# Description of the task
Repeat the lines beginning at the one with "Read all visible content and emit it as JSON." and running to the end of the material, keeping the first and last of them, exactly as they appear.

Stored data entries
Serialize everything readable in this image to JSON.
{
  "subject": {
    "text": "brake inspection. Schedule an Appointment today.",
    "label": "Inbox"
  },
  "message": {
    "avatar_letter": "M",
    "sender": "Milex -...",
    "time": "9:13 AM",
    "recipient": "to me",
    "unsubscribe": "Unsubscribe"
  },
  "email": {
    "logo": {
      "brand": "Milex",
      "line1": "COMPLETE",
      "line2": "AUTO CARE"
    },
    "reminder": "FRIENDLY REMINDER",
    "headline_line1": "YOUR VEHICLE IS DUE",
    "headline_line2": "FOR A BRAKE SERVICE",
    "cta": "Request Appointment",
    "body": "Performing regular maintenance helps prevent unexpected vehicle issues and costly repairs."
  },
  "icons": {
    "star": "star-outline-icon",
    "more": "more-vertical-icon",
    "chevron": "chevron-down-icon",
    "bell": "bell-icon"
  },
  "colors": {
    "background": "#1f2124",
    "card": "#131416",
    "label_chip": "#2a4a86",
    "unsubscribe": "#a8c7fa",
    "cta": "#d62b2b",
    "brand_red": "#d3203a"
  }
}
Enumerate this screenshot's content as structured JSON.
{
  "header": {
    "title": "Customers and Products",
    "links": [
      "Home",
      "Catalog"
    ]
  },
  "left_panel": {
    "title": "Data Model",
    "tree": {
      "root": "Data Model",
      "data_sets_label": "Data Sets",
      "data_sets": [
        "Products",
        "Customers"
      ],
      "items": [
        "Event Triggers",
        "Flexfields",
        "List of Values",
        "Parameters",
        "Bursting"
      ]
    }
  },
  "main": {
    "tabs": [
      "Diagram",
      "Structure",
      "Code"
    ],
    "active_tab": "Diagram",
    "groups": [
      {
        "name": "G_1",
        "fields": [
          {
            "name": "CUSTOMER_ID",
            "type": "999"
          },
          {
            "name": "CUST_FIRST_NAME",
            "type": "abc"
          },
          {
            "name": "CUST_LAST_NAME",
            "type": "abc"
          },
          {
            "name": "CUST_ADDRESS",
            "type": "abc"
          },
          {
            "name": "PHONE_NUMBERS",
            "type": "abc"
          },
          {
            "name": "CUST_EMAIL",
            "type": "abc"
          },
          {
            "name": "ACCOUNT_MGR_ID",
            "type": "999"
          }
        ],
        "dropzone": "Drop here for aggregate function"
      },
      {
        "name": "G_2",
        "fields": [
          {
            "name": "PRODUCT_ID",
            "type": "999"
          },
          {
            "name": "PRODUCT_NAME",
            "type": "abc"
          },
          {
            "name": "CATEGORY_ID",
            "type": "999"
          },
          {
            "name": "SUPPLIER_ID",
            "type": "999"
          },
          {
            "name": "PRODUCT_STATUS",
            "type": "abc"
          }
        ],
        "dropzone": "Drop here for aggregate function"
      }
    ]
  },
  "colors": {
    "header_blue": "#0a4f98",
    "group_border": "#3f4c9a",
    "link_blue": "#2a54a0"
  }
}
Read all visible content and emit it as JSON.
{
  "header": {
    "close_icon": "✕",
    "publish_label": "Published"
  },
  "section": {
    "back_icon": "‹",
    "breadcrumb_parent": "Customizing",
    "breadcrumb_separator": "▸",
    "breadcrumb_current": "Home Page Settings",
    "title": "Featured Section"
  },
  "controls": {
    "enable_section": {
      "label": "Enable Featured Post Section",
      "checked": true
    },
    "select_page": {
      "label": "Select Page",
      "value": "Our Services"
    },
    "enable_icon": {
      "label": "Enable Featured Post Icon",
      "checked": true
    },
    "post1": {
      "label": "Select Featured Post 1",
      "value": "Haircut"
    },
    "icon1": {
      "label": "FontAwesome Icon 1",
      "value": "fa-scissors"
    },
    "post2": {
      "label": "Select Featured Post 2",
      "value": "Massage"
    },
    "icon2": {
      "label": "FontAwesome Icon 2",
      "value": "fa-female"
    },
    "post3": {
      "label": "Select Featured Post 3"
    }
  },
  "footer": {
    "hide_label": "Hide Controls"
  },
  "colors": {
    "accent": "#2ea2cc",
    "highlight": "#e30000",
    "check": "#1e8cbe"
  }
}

# Task response
Read all visible content and emit it as JSON.
{
  "header": {
    "close_icon": "✕",
    "publish_label": "Published"
  },
  "section": {
    "back_icon": "‹",
    "breadcrumb_parent": "Customizing",
    "breadcrumb_separator": "▸",
    "breadcrumb_current": "Home Page Settings",
    "title": "Featured Section"
  },
  "controls": {
    "enable_section": {
      "label": "Enable Featured Post Section",
      "checked": true
    },
    "select_page": {
      "label": "Select Page",
      "value": "Our Services"
    },
    "enable_icon": {
      "label": "Enable Featured Post Icon",
      "checked": true
    },
    "post1": {
      "label": "Select Featured Post 1",
      "value": "Haircut"
    },
    "icon1": {
      "label": "FontAwesome Icon 1",
      "value": "fa-scissors"
    },
    "post2": {
      "label": "Select Featured Post 2",
      "value": "Massage"
    },
    "icon2": {
      "label": "FontAwesome Icon 2",
      "value": "fa-female"
    },
    "post3": {
      "label": "Select Featured Post 3"
    }
  },
  "footer": {
    "hide_label": "Hide Controls"
  },
  "colors": {
    "accent": "#2ea2cc",
    "highlight": "#e30000",
    "check": "#1e8cbe"
  }
}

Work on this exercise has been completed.